▸ **Written instruction**
Find how many lines contain the word "gauge" and state that number alone.

━━━━━━━━━━

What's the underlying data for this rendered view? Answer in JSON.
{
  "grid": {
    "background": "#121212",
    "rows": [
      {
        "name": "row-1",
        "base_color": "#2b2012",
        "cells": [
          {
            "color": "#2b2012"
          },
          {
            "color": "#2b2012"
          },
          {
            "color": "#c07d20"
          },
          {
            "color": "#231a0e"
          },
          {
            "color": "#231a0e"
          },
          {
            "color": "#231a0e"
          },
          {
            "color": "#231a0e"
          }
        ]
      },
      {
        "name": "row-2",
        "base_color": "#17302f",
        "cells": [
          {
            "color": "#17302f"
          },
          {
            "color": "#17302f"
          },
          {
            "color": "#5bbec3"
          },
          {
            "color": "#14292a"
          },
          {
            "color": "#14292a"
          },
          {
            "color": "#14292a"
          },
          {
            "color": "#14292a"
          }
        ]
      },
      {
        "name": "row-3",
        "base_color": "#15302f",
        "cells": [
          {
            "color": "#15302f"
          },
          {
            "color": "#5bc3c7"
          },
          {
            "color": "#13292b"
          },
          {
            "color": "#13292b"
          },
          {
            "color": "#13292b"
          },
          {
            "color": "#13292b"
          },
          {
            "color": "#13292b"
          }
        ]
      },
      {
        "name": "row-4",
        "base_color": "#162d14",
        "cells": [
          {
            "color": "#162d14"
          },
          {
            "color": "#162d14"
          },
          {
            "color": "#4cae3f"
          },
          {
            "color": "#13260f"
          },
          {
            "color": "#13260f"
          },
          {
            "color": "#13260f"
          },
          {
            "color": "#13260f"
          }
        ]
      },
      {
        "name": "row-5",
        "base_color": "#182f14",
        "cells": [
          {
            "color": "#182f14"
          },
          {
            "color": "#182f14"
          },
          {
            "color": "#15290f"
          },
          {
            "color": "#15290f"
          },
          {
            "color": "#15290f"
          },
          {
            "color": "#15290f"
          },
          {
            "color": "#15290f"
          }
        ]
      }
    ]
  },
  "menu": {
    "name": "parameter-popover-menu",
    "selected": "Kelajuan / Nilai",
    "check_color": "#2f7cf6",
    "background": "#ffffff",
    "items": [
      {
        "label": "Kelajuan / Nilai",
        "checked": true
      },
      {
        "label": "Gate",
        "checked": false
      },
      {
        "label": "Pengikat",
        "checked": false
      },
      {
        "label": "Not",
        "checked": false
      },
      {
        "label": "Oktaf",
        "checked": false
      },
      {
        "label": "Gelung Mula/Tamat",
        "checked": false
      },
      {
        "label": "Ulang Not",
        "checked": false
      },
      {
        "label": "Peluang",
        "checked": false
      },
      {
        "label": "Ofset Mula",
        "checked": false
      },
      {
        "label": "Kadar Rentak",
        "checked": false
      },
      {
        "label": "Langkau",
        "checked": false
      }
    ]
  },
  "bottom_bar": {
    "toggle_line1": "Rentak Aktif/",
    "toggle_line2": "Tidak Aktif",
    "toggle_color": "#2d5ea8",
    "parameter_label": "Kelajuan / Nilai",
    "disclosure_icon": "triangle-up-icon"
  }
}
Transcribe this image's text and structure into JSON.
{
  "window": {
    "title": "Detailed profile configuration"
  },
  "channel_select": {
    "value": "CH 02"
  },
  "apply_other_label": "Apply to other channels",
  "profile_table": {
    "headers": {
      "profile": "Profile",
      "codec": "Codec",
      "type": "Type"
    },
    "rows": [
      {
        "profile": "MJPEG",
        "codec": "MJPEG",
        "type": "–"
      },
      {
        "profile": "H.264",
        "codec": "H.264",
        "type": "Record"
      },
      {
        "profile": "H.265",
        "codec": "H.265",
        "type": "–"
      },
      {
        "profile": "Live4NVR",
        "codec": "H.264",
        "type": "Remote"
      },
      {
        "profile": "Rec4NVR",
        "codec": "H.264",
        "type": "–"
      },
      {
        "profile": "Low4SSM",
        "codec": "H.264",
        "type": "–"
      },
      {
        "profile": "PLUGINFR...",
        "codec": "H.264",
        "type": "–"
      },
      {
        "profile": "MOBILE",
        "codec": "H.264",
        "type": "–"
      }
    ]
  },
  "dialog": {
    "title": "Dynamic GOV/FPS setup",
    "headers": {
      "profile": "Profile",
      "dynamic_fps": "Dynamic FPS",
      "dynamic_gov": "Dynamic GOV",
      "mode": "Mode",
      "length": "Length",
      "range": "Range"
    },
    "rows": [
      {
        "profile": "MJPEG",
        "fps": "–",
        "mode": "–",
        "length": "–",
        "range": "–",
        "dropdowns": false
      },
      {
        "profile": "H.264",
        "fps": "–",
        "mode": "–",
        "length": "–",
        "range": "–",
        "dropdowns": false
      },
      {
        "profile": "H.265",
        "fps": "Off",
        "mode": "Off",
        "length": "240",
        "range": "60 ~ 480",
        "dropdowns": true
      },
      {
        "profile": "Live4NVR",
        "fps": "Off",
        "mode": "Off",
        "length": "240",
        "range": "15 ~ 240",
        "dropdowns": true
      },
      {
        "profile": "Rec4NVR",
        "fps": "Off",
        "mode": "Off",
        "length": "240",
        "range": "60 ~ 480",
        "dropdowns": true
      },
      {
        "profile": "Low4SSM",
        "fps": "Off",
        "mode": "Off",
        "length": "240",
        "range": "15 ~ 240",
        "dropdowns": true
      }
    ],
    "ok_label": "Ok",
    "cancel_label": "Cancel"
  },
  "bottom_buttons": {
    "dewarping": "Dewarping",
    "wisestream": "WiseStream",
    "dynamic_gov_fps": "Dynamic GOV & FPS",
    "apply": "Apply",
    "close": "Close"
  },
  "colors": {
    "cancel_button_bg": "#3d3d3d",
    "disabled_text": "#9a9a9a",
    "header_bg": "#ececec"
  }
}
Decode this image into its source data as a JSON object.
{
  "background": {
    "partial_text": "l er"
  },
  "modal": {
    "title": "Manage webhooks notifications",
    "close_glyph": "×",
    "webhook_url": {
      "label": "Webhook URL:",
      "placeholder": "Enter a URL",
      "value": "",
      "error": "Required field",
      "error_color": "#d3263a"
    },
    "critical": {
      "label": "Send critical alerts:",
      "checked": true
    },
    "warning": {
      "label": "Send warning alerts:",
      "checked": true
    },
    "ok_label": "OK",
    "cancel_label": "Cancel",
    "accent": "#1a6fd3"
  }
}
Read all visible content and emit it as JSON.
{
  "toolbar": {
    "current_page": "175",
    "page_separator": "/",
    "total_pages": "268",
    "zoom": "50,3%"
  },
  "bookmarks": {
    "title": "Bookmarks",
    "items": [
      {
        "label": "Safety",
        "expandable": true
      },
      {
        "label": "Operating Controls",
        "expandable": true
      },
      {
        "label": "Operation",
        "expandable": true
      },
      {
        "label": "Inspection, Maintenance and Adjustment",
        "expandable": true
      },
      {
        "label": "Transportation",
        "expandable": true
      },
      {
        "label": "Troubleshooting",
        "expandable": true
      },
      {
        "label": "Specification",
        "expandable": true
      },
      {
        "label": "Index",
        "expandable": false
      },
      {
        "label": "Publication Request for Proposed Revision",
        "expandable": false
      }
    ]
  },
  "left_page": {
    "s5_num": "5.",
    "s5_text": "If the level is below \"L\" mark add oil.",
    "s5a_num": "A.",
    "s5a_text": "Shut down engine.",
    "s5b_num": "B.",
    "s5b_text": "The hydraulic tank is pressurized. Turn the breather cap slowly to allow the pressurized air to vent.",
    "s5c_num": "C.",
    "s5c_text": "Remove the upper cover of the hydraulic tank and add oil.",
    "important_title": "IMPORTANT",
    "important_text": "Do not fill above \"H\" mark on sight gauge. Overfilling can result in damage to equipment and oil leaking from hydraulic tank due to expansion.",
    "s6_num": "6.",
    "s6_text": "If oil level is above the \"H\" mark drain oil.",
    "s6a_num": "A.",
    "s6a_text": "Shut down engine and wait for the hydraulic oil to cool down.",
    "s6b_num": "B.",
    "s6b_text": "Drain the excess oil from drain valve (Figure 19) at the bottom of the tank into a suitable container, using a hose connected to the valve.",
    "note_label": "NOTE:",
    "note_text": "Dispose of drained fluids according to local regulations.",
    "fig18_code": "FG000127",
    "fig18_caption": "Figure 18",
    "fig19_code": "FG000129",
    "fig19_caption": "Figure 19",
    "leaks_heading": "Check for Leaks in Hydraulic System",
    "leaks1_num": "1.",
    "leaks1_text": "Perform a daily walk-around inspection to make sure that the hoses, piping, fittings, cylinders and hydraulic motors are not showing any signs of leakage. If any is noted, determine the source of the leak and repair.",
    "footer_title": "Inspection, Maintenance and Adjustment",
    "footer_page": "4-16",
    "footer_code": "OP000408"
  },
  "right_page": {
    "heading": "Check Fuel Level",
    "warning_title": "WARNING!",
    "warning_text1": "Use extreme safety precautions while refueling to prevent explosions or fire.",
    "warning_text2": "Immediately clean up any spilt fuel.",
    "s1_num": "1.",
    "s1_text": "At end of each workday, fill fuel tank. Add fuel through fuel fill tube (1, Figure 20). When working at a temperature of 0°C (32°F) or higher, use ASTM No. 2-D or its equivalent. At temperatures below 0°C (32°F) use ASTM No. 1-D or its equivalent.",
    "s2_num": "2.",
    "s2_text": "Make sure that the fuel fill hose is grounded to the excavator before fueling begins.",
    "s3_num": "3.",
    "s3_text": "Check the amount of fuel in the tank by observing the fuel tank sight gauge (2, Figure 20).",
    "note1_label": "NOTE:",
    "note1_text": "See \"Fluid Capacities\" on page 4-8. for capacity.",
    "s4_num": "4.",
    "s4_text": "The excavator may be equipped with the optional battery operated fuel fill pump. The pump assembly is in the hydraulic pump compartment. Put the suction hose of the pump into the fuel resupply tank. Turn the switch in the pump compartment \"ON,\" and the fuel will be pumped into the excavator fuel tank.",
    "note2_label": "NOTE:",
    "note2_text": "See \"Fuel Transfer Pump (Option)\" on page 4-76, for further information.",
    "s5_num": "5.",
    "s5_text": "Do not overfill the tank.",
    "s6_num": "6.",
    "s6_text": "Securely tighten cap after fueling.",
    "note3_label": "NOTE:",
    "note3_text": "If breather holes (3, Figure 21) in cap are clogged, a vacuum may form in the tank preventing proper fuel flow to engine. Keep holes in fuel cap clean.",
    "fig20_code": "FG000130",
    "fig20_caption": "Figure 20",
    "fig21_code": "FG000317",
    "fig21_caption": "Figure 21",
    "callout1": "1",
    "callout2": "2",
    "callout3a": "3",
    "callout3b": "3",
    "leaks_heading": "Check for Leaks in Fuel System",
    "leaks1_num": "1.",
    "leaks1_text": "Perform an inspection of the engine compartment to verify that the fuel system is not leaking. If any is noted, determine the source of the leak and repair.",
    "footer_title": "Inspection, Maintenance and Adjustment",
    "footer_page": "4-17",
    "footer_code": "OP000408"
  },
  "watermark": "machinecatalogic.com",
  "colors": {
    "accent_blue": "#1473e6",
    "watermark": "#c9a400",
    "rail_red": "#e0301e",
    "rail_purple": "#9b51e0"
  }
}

━━━━━━━━━━

▸ **Finished exercise**
2